RECORDS FOR THIS TASK ->
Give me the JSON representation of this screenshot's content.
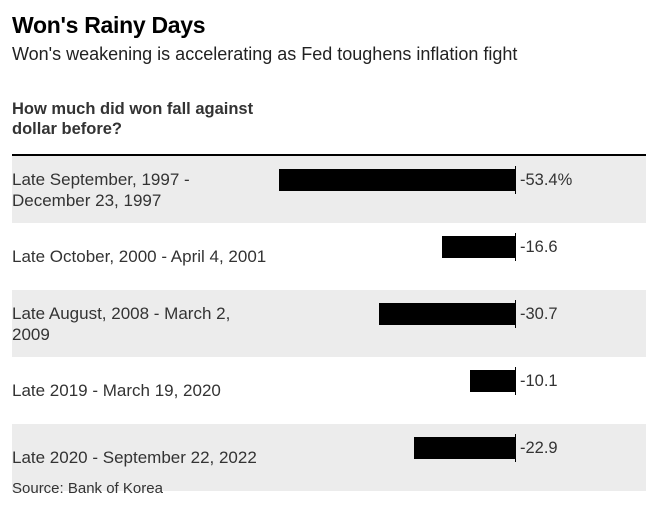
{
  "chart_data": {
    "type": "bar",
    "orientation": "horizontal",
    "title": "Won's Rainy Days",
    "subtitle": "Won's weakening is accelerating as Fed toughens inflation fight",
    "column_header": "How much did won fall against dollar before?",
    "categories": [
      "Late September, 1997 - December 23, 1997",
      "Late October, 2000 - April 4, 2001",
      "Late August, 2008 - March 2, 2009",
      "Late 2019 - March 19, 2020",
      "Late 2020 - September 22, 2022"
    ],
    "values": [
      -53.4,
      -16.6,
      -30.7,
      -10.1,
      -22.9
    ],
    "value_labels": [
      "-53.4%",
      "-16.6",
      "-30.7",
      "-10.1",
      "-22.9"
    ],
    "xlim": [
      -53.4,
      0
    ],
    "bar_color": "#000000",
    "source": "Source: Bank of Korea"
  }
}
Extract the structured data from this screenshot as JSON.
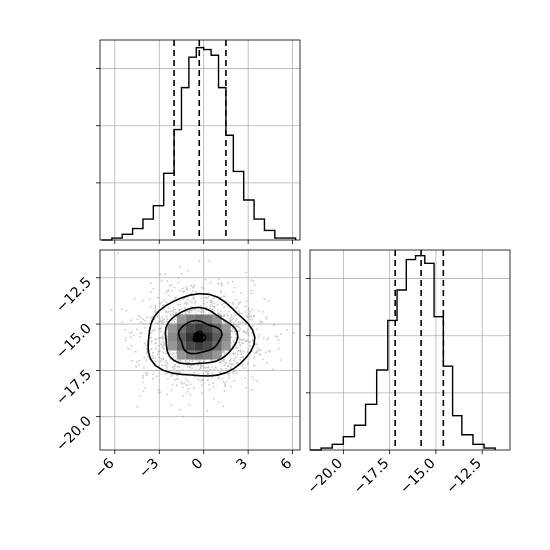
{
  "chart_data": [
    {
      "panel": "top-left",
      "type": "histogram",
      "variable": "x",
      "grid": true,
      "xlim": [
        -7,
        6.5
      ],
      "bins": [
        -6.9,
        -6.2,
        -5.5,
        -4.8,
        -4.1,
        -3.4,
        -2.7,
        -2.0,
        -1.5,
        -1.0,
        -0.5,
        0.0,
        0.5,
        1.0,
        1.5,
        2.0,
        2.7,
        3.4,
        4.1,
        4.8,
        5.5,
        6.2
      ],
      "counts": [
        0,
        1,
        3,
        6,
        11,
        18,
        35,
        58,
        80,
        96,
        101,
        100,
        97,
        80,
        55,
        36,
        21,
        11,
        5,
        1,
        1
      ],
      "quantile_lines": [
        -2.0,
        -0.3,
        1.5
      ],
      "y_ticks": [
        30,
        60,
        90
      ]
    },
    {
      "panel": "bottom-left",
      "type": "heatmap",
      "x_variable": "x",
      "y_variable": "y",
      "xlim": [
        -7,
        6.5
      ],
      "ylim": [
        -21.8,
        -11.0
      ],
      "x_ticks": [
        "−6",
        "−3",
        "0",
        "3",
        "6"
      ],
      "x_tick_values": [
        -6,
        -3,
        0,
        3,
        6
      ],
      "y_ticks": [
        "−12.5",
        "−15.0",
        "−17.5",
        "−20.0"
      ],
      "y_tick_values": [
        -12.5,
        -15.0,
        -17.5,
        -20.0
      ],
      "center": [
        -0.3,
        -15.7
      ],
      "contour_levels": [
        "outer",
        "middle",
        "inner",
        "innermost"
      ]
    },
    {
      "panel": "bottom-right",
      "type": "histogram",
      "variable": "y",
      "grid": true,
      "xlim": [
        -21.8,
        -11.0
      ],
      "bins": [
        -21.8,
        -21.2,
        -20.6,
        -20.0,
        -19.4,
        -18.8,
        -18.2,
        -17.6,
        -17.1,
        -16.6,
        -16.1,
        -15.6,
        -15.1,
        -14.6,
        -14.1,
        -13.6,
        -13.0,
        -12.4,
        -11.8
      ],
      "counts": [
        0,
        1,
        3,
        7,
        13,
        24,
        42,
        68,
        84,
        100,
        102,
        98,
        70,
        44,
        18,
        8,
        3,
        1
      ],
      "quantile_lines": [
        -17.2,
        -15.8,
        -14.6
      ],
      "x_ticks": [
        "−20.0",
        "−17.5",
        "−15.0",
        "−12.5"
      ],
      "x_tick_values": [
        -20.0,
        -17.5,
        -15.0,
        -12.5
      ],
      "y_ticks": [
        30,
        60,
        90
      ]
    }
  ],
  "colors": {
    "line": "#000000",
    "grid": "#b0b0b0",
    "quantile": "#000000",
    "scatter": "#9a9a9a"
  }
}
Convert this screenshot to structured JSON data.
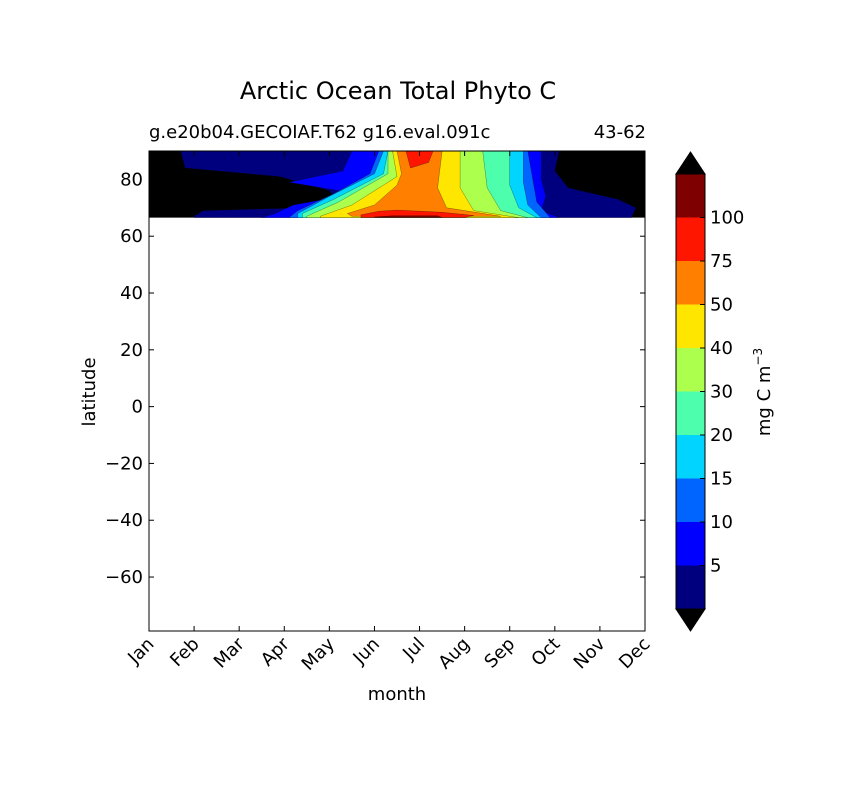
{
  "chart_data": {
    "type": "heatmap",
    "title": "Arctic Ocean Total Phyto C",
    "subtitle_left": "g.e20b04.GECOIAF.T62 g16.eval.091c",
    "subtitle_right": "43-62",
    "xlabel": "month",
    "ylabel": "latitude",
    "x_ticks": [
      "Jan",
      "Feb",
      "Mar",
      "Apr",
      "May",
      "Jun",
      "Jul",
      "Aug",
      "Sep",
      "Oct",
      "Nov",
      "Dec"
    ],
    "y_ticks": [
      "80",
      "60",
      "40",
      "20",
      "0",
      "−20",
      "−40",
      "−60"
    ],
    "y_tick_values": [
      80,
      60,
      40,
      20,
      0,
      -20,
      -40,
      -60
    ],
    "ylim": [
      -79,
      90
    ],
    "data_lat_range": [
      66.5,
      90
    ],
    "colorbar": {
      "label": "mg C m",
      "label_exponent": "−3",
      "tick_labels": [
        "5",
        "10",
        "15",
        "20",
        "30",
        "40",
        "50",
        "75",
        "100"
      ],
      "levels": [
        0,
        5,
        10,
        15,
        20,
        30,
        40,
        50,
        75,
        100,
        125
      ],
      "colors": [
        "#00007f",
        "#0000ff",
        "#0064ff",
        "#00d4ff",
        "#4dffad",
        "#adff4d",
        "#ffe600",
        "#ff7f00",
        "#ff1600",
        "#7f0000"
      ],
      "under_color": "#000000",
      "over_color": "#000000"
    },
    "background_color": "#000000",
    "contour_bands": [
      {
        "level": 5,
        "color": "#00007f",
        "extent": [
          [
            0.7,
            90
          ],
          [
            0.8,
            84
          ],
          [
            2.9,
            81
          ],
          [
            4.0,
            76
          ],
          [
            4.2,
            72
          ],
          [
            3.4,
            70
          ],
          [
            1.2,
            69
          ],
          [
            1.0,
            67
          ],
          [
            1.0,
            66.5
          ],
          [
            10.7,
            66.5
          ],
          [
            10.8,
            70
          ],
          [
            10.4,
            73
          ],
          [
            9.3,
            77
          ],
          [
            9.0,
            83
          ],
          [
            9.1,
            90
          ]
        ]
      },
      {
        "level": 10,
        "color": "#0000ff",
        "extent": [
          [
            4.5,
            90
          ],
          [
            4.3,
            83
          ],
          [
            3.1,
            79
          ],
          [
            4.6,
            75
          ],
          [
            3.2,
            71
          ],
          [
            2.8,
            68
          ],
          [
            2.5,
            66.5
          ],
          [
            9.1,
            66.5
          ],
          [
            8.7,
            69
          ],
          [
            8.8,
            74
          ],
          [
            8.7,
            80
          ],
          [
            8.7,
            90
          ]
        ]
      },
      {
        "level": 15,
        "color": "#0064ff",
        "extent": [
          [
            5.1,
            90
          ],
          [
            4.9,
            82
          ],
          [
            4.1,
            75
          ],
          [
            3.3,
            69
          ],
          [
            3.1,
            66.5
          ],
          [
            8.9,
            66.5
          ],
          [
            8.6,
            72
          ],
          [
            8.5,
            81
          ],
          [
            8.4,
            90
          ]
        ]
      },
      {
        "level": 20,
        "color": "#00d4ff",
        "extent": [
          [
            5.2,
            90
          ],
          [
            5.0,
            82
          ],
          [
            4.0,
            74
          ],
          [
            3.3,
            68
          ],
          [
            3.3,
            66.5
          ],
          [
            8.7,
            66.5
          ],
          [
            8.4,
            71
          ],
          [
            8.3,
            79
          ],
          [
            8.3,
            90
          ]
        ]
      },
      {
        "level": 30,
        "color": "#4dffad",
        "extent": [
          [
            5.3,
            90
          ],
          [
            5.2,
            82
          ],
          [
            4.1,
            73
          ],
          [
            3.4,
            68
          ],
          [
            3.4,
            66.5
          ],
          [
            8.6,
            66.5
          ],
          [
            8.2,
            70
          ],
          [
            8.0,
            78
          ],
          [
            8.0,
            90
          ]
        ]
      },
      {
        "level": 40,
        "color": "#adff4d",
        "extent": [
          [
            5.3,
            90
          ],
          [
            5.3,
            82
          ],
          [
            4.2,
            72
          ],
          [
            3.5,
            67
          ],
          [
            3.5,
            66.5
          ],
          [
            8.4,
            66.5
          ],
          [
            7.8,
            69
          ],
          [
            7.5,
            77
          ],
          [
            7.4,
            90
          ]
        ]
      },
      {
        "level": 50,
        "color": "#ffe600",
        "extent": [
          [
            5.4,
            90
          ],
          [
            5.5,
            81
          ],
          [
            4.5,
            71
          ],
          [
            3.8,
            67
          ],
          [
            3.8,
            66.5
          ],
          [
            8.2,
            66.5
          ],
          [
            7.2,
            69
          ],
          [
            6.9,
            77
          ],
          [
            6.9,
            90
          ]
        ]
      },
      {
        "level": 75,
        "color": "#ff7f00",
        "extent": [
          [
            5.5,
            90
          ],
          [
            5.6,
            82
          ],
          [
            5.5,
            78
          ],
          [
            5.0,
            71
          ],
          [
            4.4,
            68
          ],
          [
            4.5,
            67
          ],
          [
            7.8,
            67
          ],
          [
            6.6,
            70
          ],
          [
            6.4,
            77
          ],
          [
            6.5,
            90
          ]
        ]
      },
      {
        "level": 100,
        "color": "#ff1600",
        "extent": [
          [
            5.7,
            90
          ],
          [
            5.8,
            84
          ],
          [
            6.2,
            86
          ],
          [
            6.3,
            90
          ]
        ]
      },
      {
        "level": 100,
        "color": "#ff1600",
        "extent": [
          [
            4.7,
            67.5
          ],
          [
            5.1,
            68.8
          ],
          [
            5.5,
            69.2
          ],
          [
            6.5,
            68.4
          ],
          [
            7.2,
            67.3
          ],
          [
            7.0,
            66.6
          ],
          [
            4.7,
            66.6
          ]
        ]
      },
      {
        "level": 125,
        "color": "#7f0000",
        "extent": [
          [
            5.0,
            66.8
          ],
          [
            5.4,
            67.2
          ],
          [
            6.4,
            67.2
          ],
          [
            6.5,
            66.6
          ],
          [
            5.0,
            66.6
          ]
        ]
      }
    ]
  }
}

WRITTEN EXERCISE ->
Identify every line above that includes the word "type", and show those lines.

EXERCISE RESULT ->
    "type": "bar",
      "type": "histogram",
      "type": "heatmap",
      "type": "histogram",
    "type": "heatmap",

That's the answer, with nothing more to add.